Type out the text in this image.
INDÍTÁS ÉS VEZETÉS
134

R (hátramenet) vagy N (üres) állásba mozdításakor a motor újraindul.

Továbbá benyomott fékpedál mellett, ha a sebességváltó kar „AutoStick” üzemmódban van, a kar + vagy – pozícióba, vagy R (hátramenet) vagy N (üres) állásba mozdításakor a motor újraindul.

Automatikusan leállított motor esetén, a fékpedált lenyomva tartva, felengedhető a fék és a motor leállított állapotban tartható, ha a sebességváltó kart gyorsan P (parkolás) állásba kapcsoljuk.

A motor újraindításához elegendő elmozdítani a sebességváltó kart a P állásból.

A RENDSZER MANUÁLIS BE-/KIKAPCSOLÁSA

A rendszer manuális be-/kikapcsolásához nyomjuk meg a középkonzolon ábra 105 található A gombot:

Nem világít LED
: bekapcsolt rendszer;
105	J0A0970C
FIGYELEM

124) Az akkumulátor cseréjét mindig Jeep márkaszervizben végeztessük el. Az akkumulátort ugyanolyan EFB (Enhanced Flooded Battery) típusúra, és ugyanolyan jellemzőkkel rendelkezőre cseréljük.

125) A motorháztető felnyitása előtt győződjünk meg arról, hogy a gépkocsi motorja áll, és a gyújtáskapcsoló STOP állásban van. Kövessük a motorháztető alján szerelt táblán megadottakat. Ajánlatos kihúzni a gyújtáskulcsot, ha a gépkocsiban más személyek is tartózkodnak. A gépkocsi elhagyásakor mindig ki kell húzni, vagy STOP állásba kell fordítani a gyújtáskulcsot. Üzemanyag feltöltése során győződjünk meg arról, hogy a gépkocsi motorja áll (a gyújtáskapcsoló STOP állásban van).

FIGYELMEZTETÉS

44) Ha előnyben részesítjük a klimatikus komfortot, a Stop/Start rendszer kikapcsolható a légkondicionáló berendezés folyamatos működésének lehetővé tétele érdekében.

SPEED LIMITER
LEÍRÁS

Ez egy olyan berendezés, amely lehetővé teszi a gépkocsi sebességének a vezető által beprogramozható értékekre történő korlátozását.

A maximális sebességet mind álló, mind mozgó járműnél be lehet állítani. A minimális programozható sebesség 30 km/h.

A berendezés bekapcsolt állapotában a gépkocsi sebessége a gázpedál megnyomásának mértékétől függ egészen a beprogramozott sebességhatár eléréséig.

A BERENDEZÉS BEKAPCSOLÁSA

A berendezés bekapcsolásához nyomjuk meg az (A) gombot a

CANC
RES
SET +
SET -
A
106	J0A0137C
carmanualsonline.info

____________________

## Set problem
Exactly reproduce all of the entries above.

## Expected answer
Type out the text in this image.
INDÍTÁS ÉS VEZETÉS
134

R (hátramenet) vagy N (üres) állásba mozdításakor a motor újraindul.

Továbbá benyomott fékpedál mellett, ha a sebességváltó kar „AutoStick” üzemmódban van, a kar + vagy – pozícióba, vagy R (hátramenet) vagy N (üres) állásba mozdításakor a motor újraindul.

Automatikusan leállított motor esetén, a fékpedált lenyomva tartva, felengedhető a fék és a motor leállított állapotban tartható, ha a sebességváltó kart gyorsan P (parkolás) állásba kapcsoljuk.

A motor újraindításához elegendő elmozdítani a sebességváltó kart a P állásból.

A RENDSZER MANUÁLIS BE-/KIKAPCSOLÁSA

A rendszer manuális be-/kikapcsolásához nyomjuk meg a középkonzolon ábra 105 található A gombot:

Nem világít LED
: bekapcsolt rendszer;
105	J0A0970C
FIGYELEM

124) Az akkumulátor cseréjét mindig Jeep márkaszervizben végeztessük el. Az akkumulátort ugyanolyan EFB (Enhanced Flooded Battery) típusúra, és ugyanolyan jellemzőkkel rendelkezőre cseréljük.

125) A motorháztető felnyitása előtt győződjünk meg arról, hogy a gépkocsi motorja áll, és a gyújtáskapcsoló STOP állásban van. Kövessük a motorháztető alján szerelt táblán megadottakat. Ajánlatos kihúzni a gyújtáskulcsot, ha a gépkocsiban más személyek is tartózkodnak. A gépkocsi elhagyásakor mindig ki kell húzni, vagy STOP állásba kell fordítani a gyújtáskulcsot. Üzemanyag feltöltése során győződjünk meg arról, hogy a gépkocsi motorja áll (a gyújtáskapcsoló STOP állásban van).

FIGYELMEZTETÉS

44) Ha előnyben részesítjük a klimatikus komfortot, a Stop/Start rendszer kikapcsolható a légkondicionáló berendezés folyamatos működésének lehetővé tétele érdekében.

SPEED LIMITER
LEÍRÁS

Ez egy olyan berendezés, amely lehetővé teszi a gépkocsi sebességének a vezető által beprogramozható értékekre történő korlátozását.

A maximális sebességet mind álló, mind mozgó járműnél be lehet állítani. A minimális programozható sebesség 30 km/h.

A berendezés bekapcsolt állapotában a gépkocsi sebessége a gázpedál megnyomásának mértékétől függ egészen a beprogramozott sebességhatár eléréséig.

A BERENDEZÉS BEKAPCSOLÁSA

A berendezés bekapcsolásához nyomjuk meg az (A) gombot a

CANC
RES
SET +
SET -
A
106	J0A0137C
carmanualsonline.info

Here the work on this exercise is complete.